# Problem details:
The listing beneath should be written out in full, exactly as shown.

(Extracted data entries)
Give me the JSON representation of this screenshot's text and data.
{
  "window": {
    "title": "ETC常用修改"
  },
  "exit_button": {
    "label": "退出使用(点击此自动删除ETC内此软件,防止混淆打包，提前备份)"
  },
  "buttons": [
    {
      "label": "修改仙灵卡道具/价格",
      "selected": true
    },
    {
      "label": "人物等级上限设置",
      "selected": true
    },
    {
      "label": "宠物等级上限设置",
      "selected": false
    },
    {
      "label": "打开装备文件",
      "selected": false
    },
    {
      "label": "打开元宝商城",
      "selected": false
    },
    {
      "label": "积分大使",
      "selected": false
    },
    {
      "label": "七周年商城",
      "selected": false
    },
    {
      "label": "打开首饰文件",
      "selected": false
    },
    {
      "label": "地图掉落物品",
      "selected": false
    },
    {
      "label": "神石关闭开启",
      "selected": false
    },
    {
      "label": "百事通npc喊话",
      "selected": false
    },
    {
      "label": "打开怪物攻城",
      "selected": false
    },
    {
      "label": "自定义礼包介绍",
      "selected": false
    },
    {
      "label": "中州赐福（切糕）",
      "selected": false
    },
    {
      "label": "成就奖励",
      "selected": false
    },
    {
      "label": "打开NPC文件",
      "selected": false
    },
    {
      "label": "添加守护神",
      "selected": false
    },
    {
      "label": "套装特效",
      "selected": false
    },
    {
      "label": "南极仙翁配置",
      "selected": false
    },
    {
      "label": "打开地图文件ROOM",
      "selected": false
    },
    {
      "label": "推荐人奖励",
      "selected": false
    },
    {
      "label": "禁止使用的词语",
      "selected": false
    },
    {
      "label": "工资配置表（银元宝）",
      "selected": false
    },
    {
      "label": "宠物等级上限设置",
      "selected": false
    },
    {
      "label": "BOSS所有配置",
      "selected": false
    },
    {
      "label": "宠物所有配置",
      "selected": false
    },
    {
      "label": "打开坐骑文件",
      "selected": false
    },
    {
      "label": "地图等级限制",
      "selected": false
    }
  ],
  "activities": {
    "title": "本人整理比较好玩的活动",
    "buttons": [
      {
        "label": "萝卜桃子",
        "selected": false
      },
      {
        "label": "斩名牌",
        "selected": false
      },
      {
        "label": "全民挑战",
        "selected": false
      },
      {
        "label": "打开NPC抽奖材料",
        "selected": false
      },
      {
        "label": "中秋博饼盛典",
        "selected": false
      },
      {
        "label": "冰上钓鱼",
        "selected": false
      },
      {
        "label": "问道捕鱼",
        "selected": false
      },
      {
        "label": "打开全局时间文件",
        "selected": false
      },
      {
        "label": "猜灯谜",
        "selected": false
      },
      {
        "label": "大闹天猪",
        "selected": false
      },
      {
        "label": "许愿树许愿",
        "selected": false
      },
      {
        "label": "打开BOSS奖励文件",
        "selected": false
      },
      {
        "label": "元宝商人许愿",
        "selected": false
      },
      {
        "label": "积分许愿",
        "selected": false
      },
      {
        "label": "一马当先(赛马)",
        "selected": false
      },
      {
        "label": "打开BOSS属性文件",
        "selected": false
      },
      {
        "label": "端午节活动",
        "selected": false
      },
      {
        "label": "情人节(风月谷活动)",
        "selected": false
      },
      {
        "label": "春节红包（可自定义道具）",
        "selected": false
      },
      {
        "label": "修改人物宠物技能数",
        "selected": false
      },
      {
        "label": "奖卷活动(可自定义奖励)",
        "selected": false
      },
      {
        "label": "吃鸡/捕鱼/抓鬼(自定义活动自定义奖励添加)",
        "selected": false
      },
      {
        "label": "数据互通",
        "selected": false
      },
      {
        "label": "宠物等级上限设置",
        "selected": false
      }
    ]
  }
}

# Problem solution:
Give me the JSON representation of this screenshot's text and data.
{
  "window": {
    "title": "ETC常用修改"
  },
  "exit_button": {
    "label": "退出使用(点击此自动删除ETC内此软件,防止混淆打包，提前备份)"
  },
  "buttons": [
    {
      "label": "修改仙灵卡道具/价格",
      "selected": true
    },
    {
      "label": "人物等级上限设置",
      "selected": true
    },
    {
      "label": "宠物等级上限设置",
      "selected": false
    },
    {
      "label": "打开装备文件",
      "selected": false
    },
    {
      "label": "打开元宝商城",
      "selected": false
    },
    {
      "label": "积分大使",
      "selected": false
    },
    {
      "label": "七周年商城",
      "selected": false
    },
    {
      "label": "打开首饰文件",
      "selected": false
    },
    {
      "label": "地图掉落物品",
      "selected": false
    },
    {
      "label": "神石关闭开启",
      "selected": false
    },
    {
      "label": "百事通npc喊话",
      "selected": false
    },
    {
      "label": "打开怪物攻城",
      "selected": false
    },
    {
      "label": "自定义礼包介绍",
      "selected": false
    },
    {
      "label": "中州赐福（切糕）",
      "selected": false
    },
    {
      "label": "成就奖励",
      "selected": false
    },
    {
      "label": "打开NPC文件",
      "selected": false
    },
    {
      "label": "添加守护神",
      "selected": false
    },
    {
      "label": "套装特效",
      "selected": false
    },
    {
      "label": "南极仙翁配置",
      "selected": false
    },
    {
      "label": "打开地图文件ROOM",
      "selected": false
    },
    {
      "label": "推荐人奖励",
      "selected": false
    },
    {
      "label": "禁止使用的词语",
      "selected": false
    },
    {
      "label": "工资配置表（银元宝）",
      "selected": false
    },
    {
      "label": "宠物等级上限设置",
      "selected": false
    },
    {
      "label": "BOSS所有配置",
      "selected": false
    },
    {
      "label": "宠物所有配置",
      "selected": false
    },
    {
      "label": "打开坐骑文件",
      "selected": false
    },
    {
      "label": "地图等级限制",
      "selected": false
    }
  ],
  "activities": {
    "title": "本人整理比较好玩的活动",
    "buttons": [
      {
        "label": "萝卜桃子",
        "selected": false
      },
      {
        "label": "斩名牌",
        "selected": false
      },
      {
        "label": "全民挑战",
        "selected": false
      },
      {
        "label": "打开NPC抽奖材料",
        "selected": false
      },
      {
        "label": "中秋博饼盛典",
        "selected": false
      },
      {
        "label": "冰上钓鱼",
        "selected": false
      },
      {
        "label": "问道捕鱼",
        "selected": false
      },
      {
        "label": "打开全局时间文件",
        "selected": false
      },
      {
        "label": "猜灯谜",
        "selected": false
      },
      {
        "label": "大闹天猪",
        "selected": false
      },
      {
        "label": "许愿树许愿",
        "selected": false
      },
      {
        "label": "打开BOSS奖励文件",
        "selected": false
      },
      {
        "label": "元宝商人许愿",
        "selected": false
      },
      {
        "label": "积分许愿",
        "selected": false
      },
      {
        "label": "一马当先(赛马)",
        "selected": false
      },
      {
        "label": "打开BOSS属性文件",
        "selected": false
      },
      {
        "label": "端午节活动",
        "selected": false
      },
      {
        "label": "情人节(风月谷活动)",
        "selected": false
      },
      {
        "label": "春节红包（可自定义道具）",
        "selected": false
      },
      {
        "label": "修改人物宠物技能数",
        "selected": false
      },
      {
        "label": "奖卷活动(可自定义奖励)",
        "selected": false
      },
      {
        "label": "吃鸡/捕鱼/抓鬼(自定义活动自定义奖励添加)",
        "selected": false
      },
      {
        "label": "数据互通",
        "selected": false
      },
      {
        "label": "宠物等级上限设置",
        "selected": false
      }
    ]
  }
}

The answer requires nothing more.